**** EXTRACTED RECORDS ****

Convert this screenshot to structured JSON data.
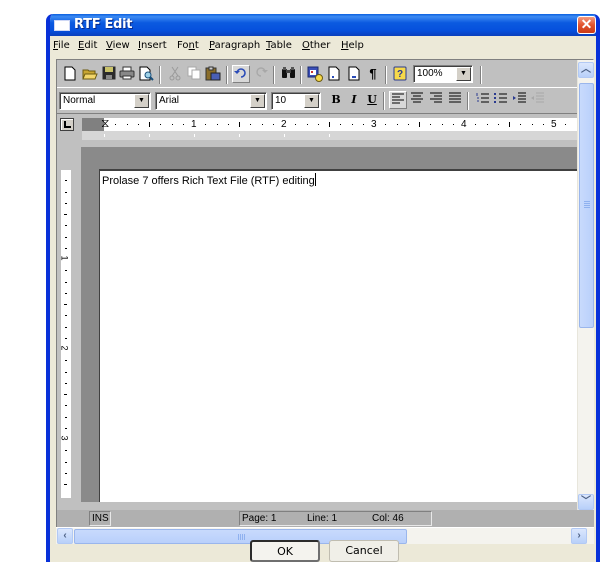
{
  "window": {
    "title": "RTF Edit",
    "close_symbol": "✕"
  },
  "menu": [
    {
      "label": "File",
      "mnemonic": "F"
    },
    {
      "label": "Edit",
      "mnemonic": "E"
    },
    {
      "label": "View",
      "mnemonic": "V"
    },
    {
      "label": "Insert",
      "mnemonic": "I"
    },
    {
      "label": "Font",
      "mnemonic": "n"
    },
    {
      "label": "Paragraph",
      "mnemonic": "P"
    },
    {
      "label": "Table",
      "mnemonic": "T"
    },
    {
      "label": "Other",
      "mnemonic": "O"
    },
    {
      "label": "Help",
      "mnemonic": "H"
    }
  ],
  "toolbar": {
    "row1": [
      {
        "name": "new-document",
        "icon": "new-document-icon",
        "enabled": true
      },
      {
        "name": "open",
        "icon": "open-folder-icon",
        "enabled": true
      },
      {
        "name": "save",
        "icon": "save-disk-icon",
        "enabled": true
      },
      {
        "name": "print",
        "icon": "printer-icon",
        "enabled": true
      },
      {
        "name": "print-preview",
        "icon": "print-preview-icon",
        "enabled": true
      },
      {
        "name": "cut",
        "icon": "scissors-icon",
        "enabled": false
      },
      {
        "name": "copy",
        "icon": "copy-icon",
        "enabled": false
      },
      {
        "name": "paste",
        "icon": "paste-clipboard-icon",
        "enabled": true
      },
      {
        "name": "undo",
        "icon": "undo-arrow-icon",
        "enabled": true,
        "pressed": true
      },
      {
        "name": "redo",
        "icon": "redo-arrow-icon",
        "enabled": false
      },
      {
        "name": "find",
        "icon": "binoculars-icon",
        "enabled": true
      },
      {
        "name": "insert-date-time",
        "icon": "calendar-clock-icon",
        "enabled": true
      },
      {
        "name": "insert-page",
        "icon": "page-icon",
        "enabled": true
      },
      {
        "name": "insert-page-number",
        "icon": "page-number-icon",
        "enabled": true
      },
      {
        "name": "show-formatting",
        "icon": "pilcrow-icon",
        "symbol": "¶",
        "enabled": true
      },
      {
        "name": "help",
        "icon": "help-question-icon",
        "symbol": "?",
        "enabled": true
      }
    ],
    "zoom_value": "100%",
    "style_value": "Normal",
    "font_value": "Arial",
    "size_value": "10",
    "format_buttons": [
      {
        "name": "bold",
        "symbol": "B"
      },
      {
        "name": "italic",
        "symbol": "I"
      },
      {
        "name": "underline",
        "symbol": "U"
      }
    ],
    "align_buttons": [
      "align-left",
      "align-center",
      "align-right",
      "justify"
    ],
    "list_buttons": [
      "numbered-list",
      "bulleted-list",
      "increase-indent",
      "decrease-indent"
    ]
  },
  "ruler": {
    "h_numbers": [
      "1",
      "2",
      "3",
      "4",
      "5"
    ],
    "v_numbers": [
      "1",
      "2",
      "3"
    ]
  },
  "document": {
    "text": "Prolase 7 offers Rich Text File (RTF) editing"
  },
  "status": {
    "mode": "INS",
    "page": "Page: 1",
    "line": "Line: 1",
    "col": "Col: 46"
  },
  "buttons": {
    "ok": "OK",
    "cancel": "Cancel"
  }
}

****

■ **SET EXERCISE**: Report only the number of lines in the records that include the word "label".

■ **OUTPUT OF THE TASK**: 9